--- START INPUT FOR THIS TASK ---

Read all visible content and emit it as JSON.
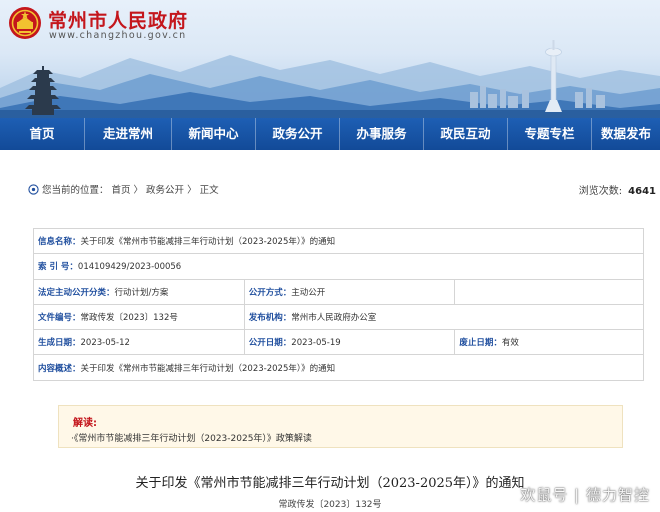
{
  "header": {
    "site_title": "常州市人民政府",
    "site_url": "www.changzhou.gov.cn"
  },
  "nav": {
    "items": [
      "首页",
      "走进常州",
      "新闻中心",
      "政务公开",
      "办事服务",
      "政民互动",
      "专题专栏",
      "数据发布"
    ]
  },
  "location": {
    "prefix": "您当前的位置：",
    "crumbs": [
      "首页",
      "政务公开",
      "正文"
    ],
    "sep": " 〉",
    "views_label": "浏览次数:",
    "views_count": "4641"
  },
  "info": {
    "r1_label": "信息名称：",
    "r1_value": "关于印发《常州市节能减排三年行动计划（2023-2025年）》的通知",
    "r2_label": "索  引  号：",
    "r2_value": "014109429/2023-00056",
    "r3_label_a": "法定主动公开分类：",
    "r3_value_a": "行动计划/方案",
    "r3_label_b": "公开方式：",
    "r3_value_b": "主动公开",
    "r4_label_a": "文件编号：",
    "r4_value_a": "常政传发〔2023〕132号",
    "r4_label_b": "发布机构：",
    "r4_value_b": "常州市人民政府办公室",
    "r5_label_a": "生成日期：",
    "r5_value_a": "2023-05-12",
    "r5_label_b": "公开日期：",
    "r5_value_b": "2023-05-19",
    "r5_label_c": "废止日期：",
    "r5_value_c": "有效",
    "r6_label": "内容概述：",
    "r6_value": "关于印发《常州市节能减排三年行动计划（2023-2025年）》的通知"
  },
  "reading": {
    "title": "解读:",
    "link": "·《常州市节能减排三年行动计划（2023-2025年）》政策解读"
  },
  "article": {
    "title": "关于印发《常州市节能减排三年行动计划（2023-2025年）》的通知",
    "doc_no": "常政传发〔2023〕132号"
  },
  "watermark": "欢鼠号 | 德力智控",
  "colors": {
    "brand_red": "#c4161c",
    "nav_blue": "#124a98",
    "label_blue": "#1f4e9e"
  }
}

--- END INPUT FOR THIS TASK ---

Reproduce each line exactly as it appears, omitting the pictures.

Read all visible content and emit it as JSON.
{
  "header": {
    "site_title": "常州市人民政府",
    "site_url": "www.changzhou.gov.cn"
  },
  "nav": {
    "items": [
      "首页",
      "走进常州",
      "新闻中心",
      "政务公开",
      "办事服务",
      "政民互动",
      "专题专栏",
      "数据发布"
    ]
  },
  "location": {
    "prefix": "您当前的位置：",
    "crumbs": [
      "首页",
      "政务公开",
      "正文"
    ],
    "sep": " 〉",
    "views_label": "浏览次数:",
    "views_count": "4641"
  },
  "info": {
    "r1_label": "信息名称：",
    "r1_value": "关于印发《常州市节能减排三年行动计划（2023-2025年）》的通知",
    "r2_label": "索  引  号：",
    "r2_value": "014109429/2023-00056",
    "r3_label_a": "法定主动公开分类：",
    "r3_value_a": "行动计划/方案",
    "r3_label_b": "公开方式：",
    "r3_value_b": "主动公开",
    "r4_label_a": "文件编号：",
    "r4_value_a": "常政传发〔2023〕132号",
    "r4_label_b": "发布机构：",
    "r4_value_b": "常州市人民政府办公室",
    "r5_label_a": "生成日期：",
    "r5_value_a": "2023-05-12",
    "r5_label_b": "公开日期：",
    "r5_value_b": "2023-05-19",
    "r5_label_c": "废止日期：",
    "r5_value_c": "有效",
    "r6_label": "内容概述：",
    "r6_value": "关于印发《常州市节能减排三年行动计划（2023-2025年）》的通知"
  },
  "reading": {
    "title": "解读:",
    "link": "·《常州市节能减排三年行动计划（2023-2025年）》政策解读"
  },
  "article": {
    "title": "关于印发《常州市节能减排三年行动计划（2023-2025年）》的通知",
    "doc_no": "常政传发〔2023〕132号"
  },
  "watermark": "欢鼠号 | 德力智控",
  "colors": {
    "brand_red": "#c4161c",
    "nav_blue": "#124a98",
    "label_blue": "#1f4e9e"
  }
}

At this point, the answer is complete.